[Collected data]
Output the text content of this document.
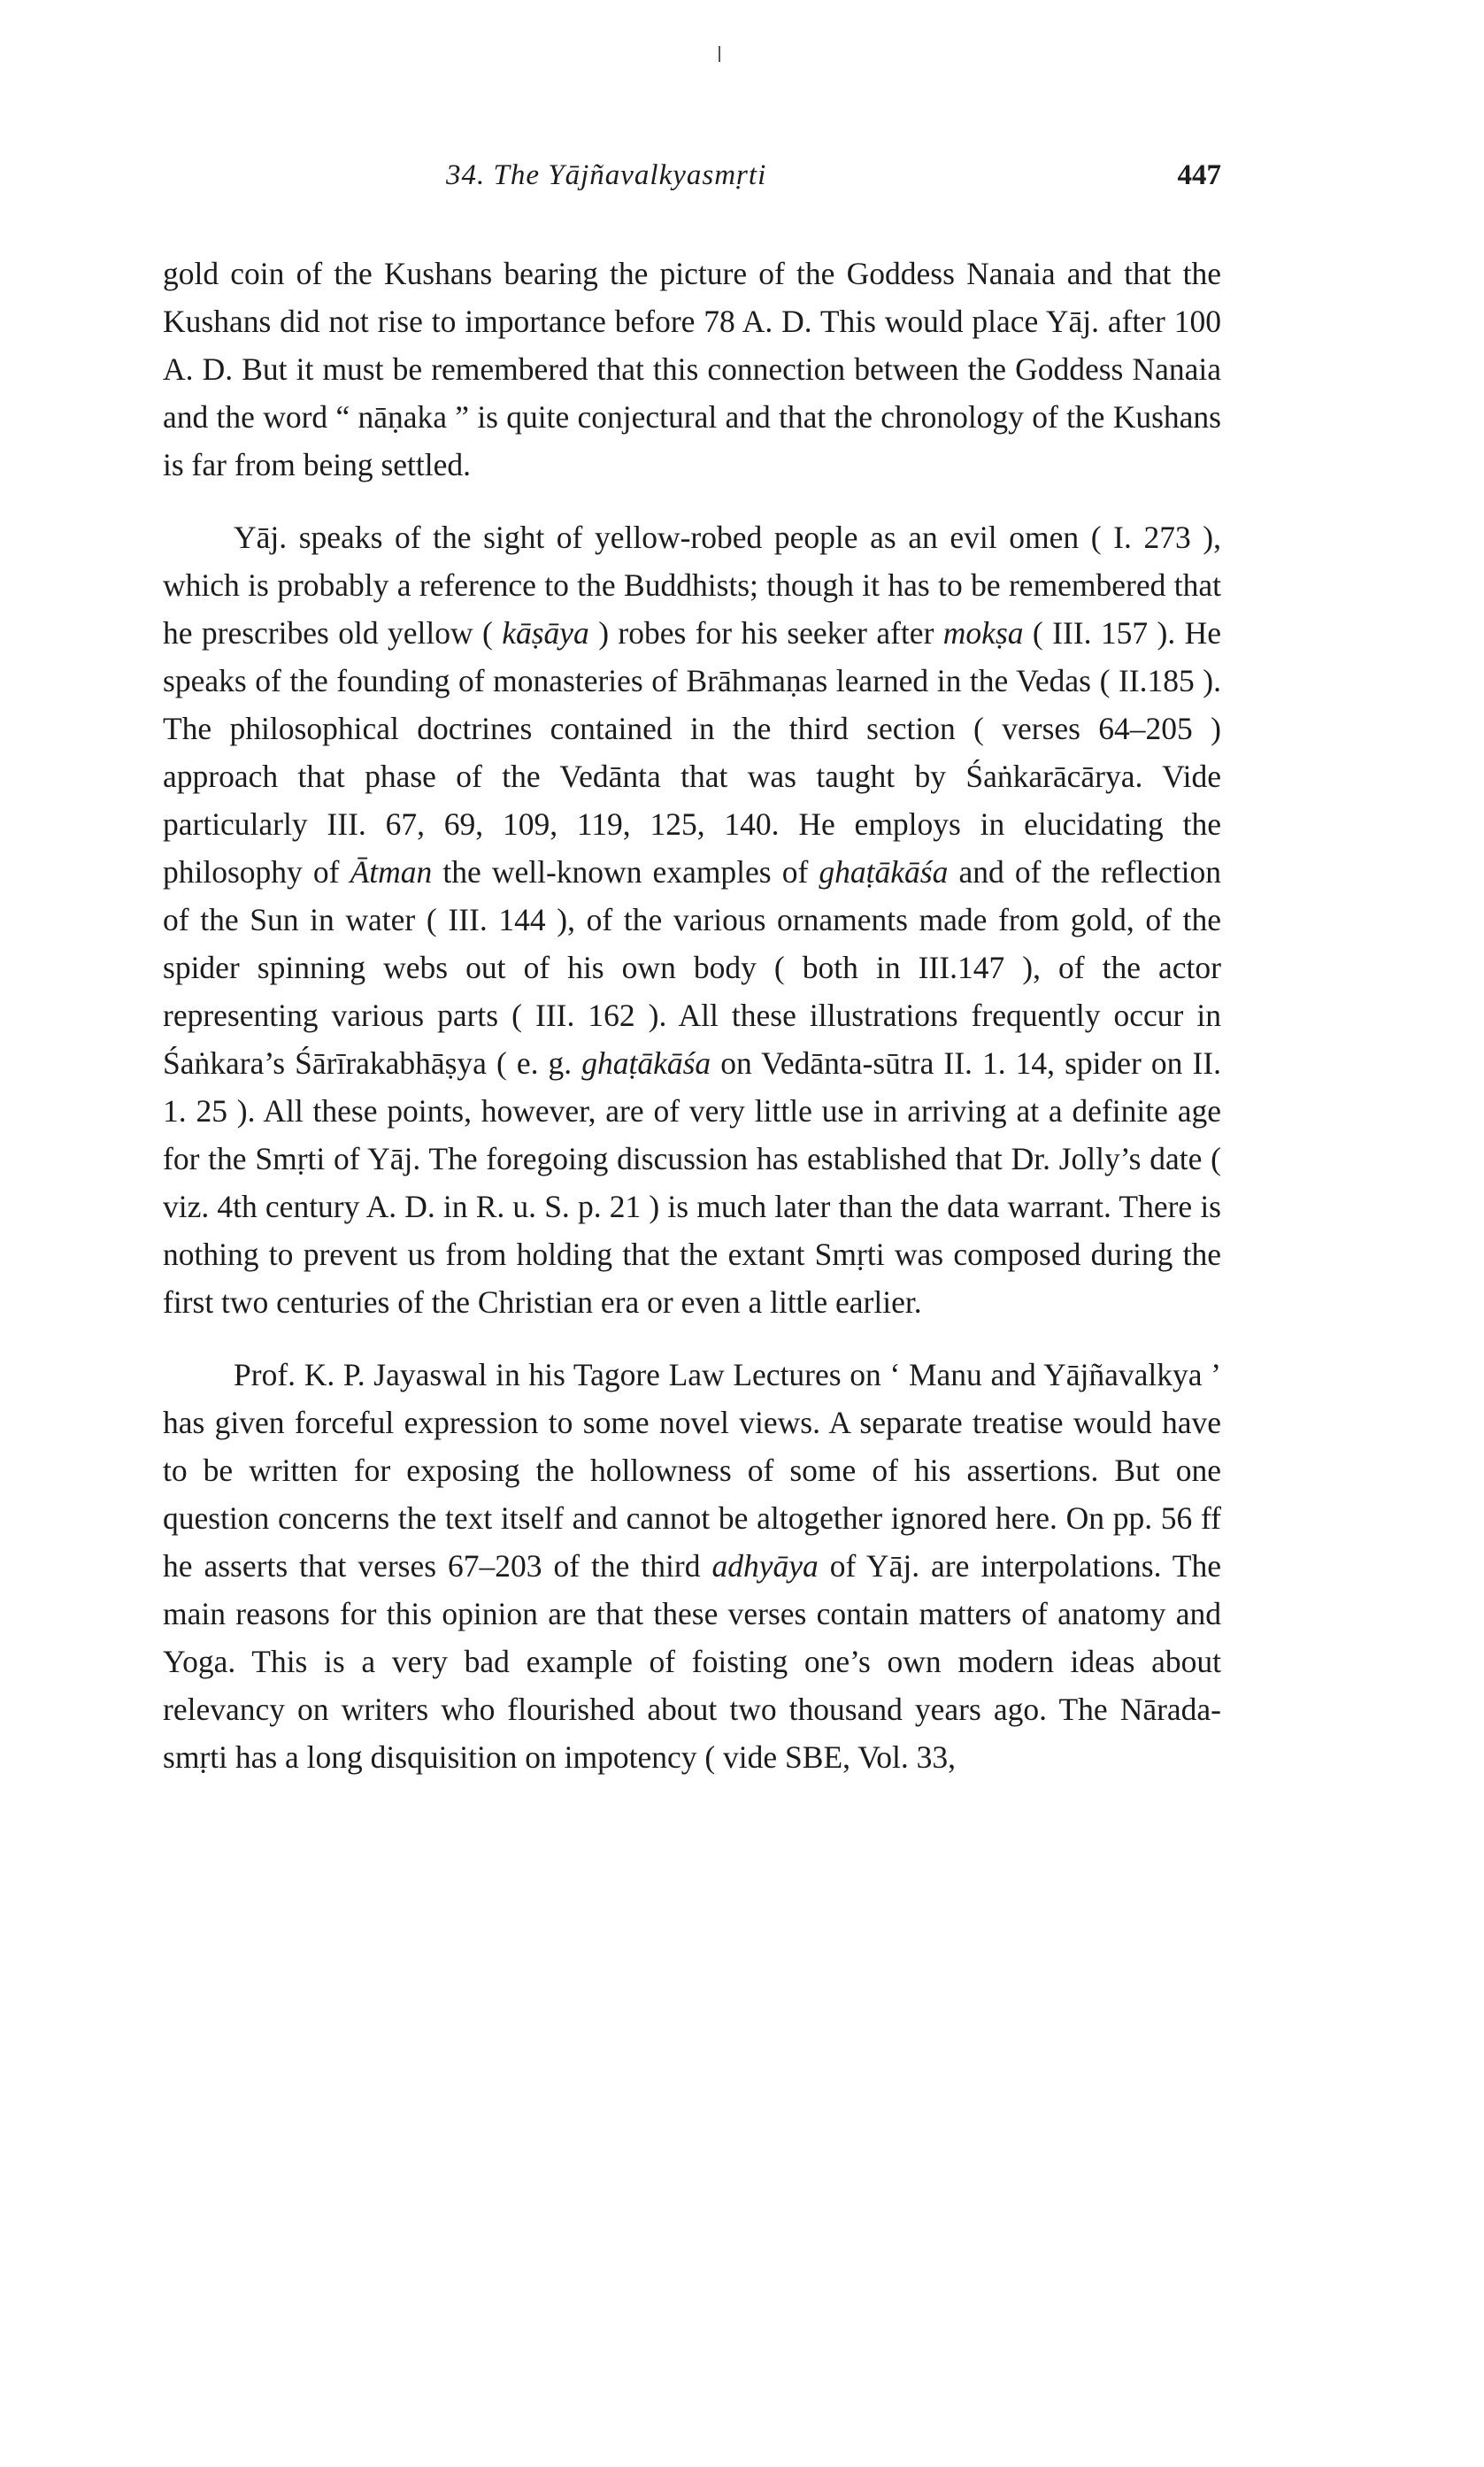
34. The Yājñavalkyasmṛti	447

gold coin of the Kushans bearing the picture of the Goddess Nanaia and that the Kushans did not rise to importance before 78 A. D. This would place Yāj. after 100 A. D. But it must be remembered that this connection between the Goddess Nanaia and the word “ nāṇaka ” is quite conjectural and that the chronology of the Kushans is far from being settled.

Yāj. speaks of the sight of yellow-robed people as an evil omen ( I. 273 ), which is probably a reference to the Buddhists; though it has to be remembered that he prescribes old yellow ( kāṣāya ) robes for his seeker after mokṣa ( III. 157 ). He speaks of the founding of monasteries of Brāhmaṇas learned in the Vedas ( II.185 ). The philosophical doctrines contained in the third section ( verses 64–205 ) approach that phase of the Vedānta that was taught by Śaṅkarācārya. Vide particularly III. 67, 69, 109, 119, 125, 140. He employs in elucidating the philosophy of Ātman the well-known examples of ghaṭākāśa and of the reflection of the Sun in water ( III. 144 ), of the various ornaments made from gold, of the spider spinning webs out of his own body ( both in III.147 ), of the actor representing various parts ( III. 162 ). All these illustrations frequently occur in Śaṅkara’s Śārīrakabhāṣya ( e. g. ghaṭākāśa on Vedānta-sūtra II. 1. 14, spider on II. 1. 25 ). All these points, however, are of very little use in arriving at a definite age for the Smṛti of Yāj. The foregoing discussion has established that Dr. Jolly’s date ( viz. 4th century A. D. in R. u. S. p. 21 ) is much later than the data warrant. There is nothing to prevent us from holding that the extant Smṛti was composed during the first two centuries of the Christian era or even a little earlier.

Prof. K. P. Jayaswal in his Tagore Law Lectures on ‘ Manu and Yājñavalkya ’ has given forceful expression to some novel views. A separate treatise would have to be written for exposing the hollowness of some of his assertions. But one question concerns the text itself and cannot be altogether ignored here. On pp. 56 ff he asserts that verses 67–203 of the third adhyāya of Yāj. are interpolations. The main reasons for this opinion are that these verses contain matters of anatomy and Yoga. This is a very bad example of foisting one’s own modern ideas about relevancy on writers who flourished about two thousand years ago. The Nārada-smṛti has a long disquisition on impotency ( vide SBE, Vol. 33,
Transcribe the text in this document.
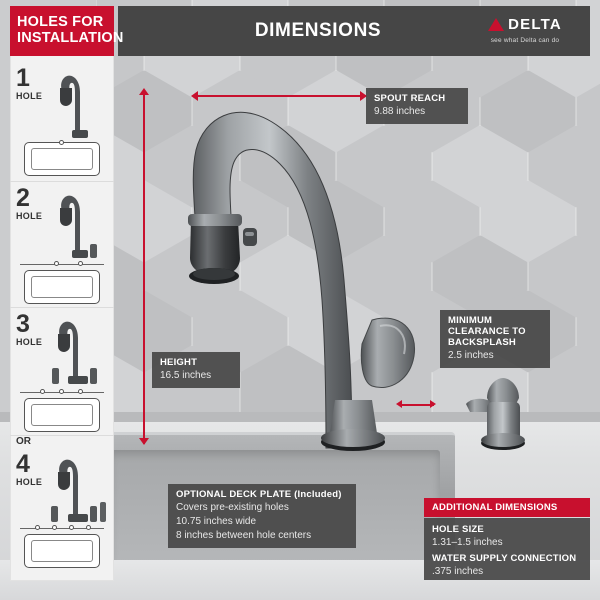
DIMENSIONS	DELTA
see what Delta can do
HOLES FOR INSTALLATION
1
HOLE
2
HOLE
3
HOLE
OR
4
HOLE
SPOUT REACH
9.88 inches
HEIGHT
16.5 inches
MINIMUM CLEARANCE TO BACKSPLASH
2.5 inches
OPTIONAL DECK PLATE (Included)
Covers pre-existing holes
10.75 inches wide
8 inches between hole centers
ADDITIONAL DIMENSIONS
HOLE SIZE
1.31–1.5 inches
WATER SUPPLY CONNECTION
.375 inches
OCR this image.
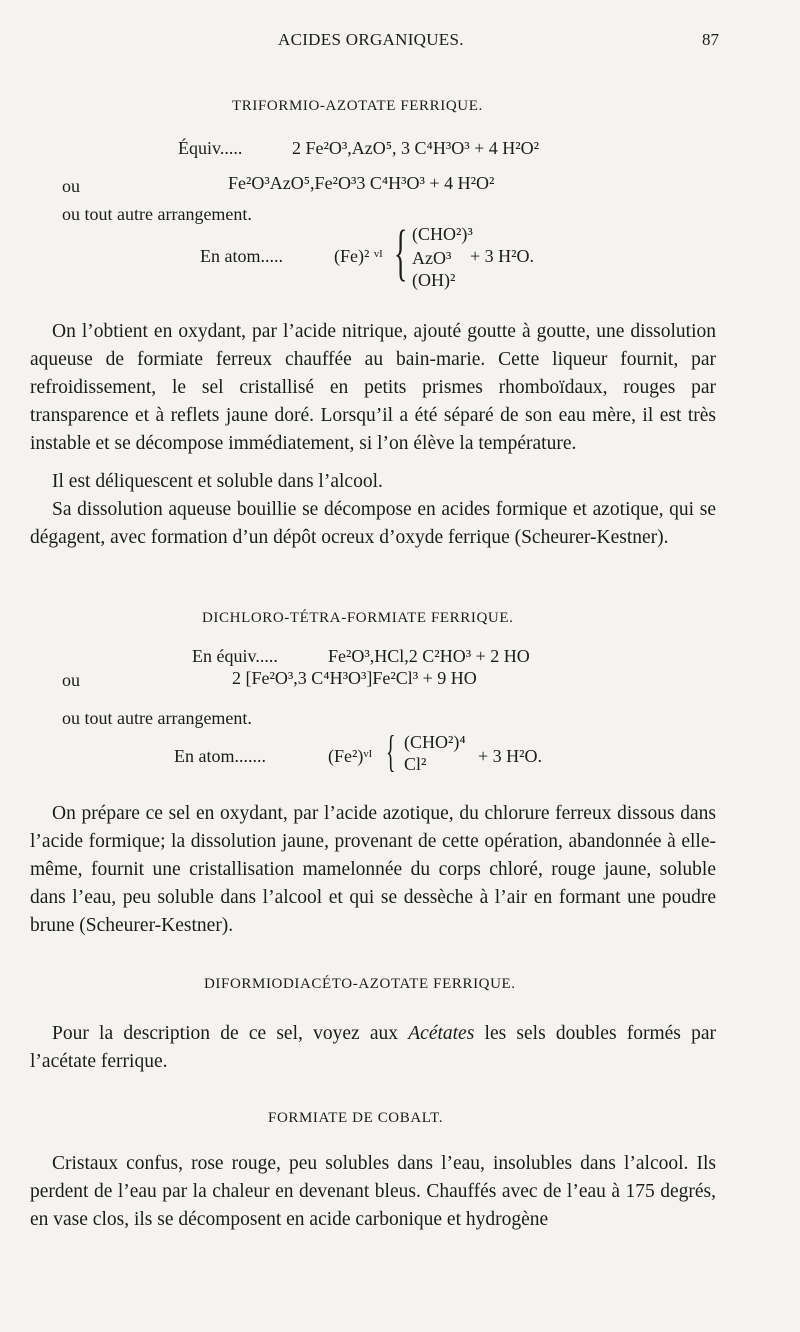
ACIDES ORGANIQUES.	87
TRIFORMIO-AZOTATE FERRIQUE.
Équiv.....	2 Fe²O³,AzO⁵, 3 C⁴H³O³ + 4 H²O²
ou	Fe²O³AzO⁵,Fe²O³3 C⁴H³O³ + 4 H²O²
ou tout autre arrangement.
En atom.....	(Fe)² ᵛᴵ { (CHO²)³
AzO³
(OH)²
+ 3 H²O.
On l’obtient en oxydant, par l’acide nitrique, ajouté goutte à goutte, une dissolution aqueuse de formiate ferreux chauffée au bain-marie. Cette liqueur fournit, par refroidissement, le sel cristallisé en petits prismes rhomboïdaux, rouges par transparence et à reflets jaune doré. Lorsqu’il a été séparé de son eau mère, il est très instable et se décompose immédiatement, si l’on élève la température.
Il est déliquescent et soluble dans l’alcool.
Sa dissolution aqueuse bouillie se décompose en acides formique et azotique, qui se dégagent, avec formation d’un dépôt ocreux d’oxyde ferrique (Scheurer-Kestner).
DICHLORO-TÉTRA-FORMIATE FERRIQUE.
En équiv.....	Fe²O³,HCl,2 C²HO³ + 2 HO
ou	2 [Fe²O³,3 C⁴H³O³]Fe²Cl³ + 9 HO
ou tout autre arrangement.
En atom.......	(Fe²)ᵛᴵ { (CHO²)⁴
Cl²	+ 3 H²O.
On prépare ce sel en oxydant, par l’acide azotique, du chlorure ferreux dissous dans l’acide formique; la dissolution jaune, provenant de cette opération, abandonnée à elle-même, fournit une cristallisation mamelonnée du corps chloré, rouge jaune, soluble dans l’eau, peu soluble dans l’alcool et qui se dessèche à l’air en formant une poudre brune (Scheurer-Kestner).
DIFORMIODIACÉTO-AZOTATE FERRIQUE.
Pour la description de ce sel, voyez aux Acétates les sels doubles formés par l’acétate ferrique.
FORMIATE DE COBALT.
Cristaux confus, rose rouge, peu solubles dans l’eau, insolubles dans l’alcool. Ils perdent de l’eau par la chaleur en devenant bleus. Chauffés avec de l’eau à 175 degrés, en vase clos, ils se décomposent en acide carbonique et hydrogène
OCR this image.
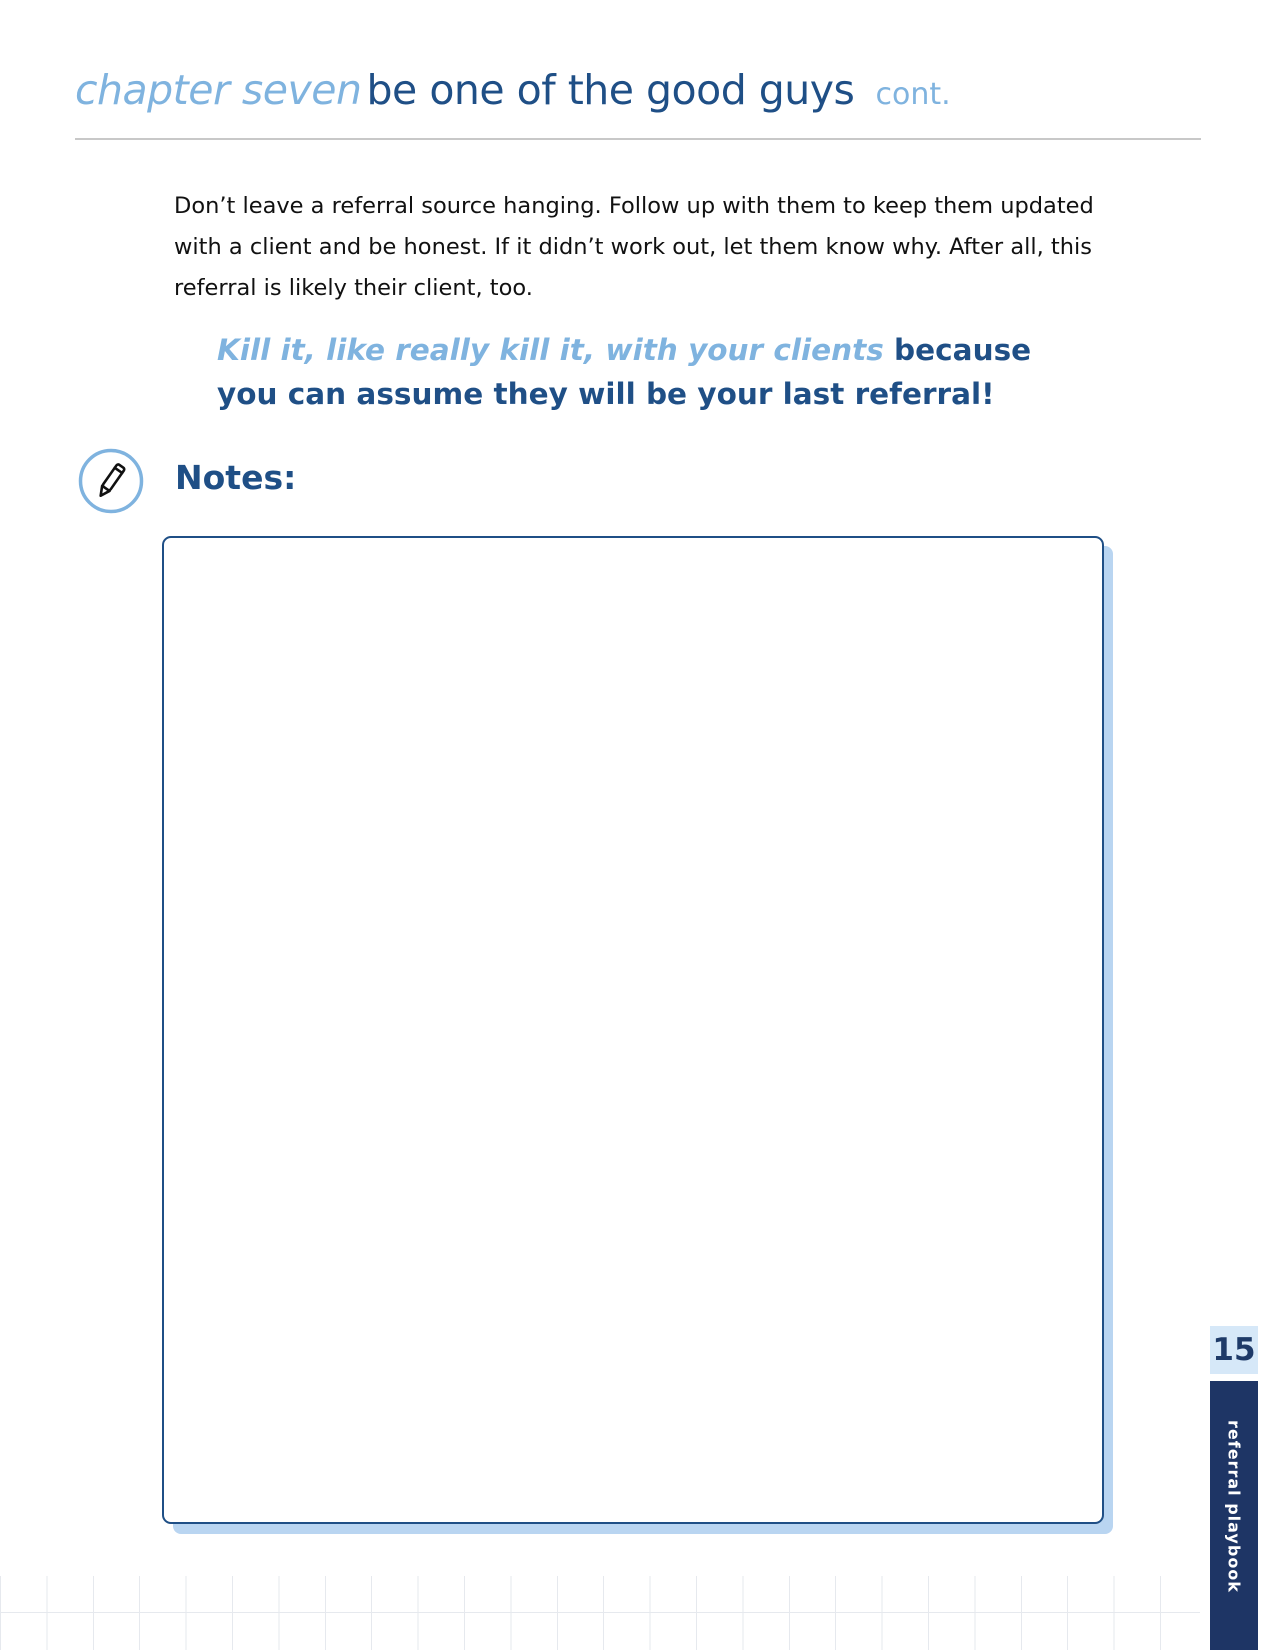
chapter seven be one of the good guys cont.

Don’t leave a referral source hanging. Follow up with them to keep them updated with a client and be honest. If it didn’t work out, let them know why. After all, this referral is likely their client, too.

Kill it, like really kill it, with your clients because you can assume they will be your last referral!

Notes:
15
referral playbook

Short exercise
Count the lines above that contain the word "remembered". Give only the number.

Result
2